Dataset items:
========================================

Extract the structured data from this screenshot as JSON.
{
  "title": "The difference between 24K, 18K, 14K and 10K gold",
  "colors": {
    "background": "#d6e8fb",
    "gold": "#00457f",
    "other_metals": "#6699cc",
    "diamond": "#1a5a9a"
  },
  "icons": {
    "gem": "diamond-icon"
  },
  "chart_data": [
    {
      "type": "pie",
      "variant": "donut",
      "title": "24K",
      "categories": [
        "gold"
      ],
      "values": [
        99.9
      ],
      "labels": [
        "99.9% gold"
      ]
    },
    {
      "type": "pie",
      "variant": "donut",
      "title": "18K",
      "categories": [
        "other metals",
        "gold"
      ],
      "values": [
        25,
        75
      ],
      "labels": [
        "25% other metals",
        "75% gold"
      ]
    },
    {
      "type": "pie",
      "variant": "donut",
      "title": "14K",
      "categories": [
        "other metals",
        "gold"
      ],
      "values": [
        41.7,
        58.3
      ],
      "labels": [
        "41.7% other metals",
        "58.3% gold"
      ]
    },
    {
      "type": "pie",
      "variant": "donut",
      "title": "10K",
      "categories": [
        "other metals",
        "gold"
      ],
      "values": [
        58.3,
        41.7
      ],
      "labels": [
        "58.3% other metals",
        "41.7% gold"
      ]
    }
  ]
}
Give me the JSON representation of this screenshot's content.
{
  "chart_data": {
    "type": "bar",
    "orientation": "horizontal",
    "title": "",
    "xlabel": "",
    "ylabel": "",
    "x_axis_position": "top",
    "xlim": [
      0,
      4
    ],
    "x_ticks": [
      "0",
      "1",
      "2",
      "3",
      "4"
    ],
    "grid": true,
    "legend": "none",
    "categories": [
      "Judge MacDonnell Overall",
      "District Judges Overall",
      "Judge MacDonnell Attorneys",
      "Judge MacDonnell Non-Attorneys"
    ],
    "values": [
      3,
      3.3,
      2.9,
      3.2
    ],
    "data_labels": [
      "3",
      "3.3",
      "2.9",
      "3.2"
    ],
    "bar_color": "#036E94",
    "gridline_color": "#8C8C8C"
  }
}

========================================

Set problem: From the records above, extract every line exactly as it stands.

Reply to the task:
Extract the structured data from this screenshot as JSON.
{
  "title": "The difference between 24K, 18K, 14K and 10K gold",
  "colors": {
    "background": "#d6e8fb",
    "gold": "#00457f",
    "other_metals": "#6699cc",
    "diamond": "#1a5a9a"
  },
  "icons": {
    "gem": "diamond-icon"
  },
  "chart_data": [
    {
      "type": "pie",
      "variant": "donut",
      "title": "24K",
      "categories": [
        "gold"
      ],
      "values": [
        99.9
      ],
      "labels": [
        "99.9% gold"
      ]
    },
    {
      "type": "pie",
      "variant": "donut",
      "title": "18K",
      "categories": [
        "other metals",
        "gold"
      ],
      "values": [
        25,
        75
      ],
      "labels": [
        "25% other metals",
        "75% gold"
      ]
    },
    {
      "type": "pie",
      "variant": "donut",
      "title": "14K",
      "categories": [
        "other metals",
        "gold"
      ],
      "values": [
        41.7,
        58.3
      ],
      "labels": [
        "41.7% other metals",
        "58.3% gold"
      ]
    },
    {
      "type": "pie",
      "variant": "donut",
      "title": "10K",
      "categories": [
        "other metals",
        "gold"
      ],
      "values": [
        58.3,
        41.7
      ],
      "labels": [
        "58.3% other metals",
        "41.7% gold"
      ]
    }
  ]
}
Give me the JSON representation of this screenshot's content.
{
  "chart_data": {
    "type": "bar",
    "orientation": "horizontal",
    "title": "",
    "xlabel": "",
    "ylabel": "",
    "x_axis_position": "top",
    "xlim": [
      0,
      4
    ],
    "x_ticks": [
      "0",
      "1",
      "2",
      "3",
      "4"
    ],
    "grid": true,
    "legend": "none",
    "categories": [
      "Judge MacDonnell Overall",
      "District Judges Overall",
      "Judge MacDonnell Attorneys",
      "Judge MacDonnell Non-Attorneys"
    ],
    "values": [
      3,
      3.3,
      2.9,
      3.2
    ],
    "data_labels": [
      "3",
      "3.3",
      "2.9",
      "3.2"
    ],
    "bar_color": "#036E94",
    "gridline_color": "#8C8C8C"
  }
}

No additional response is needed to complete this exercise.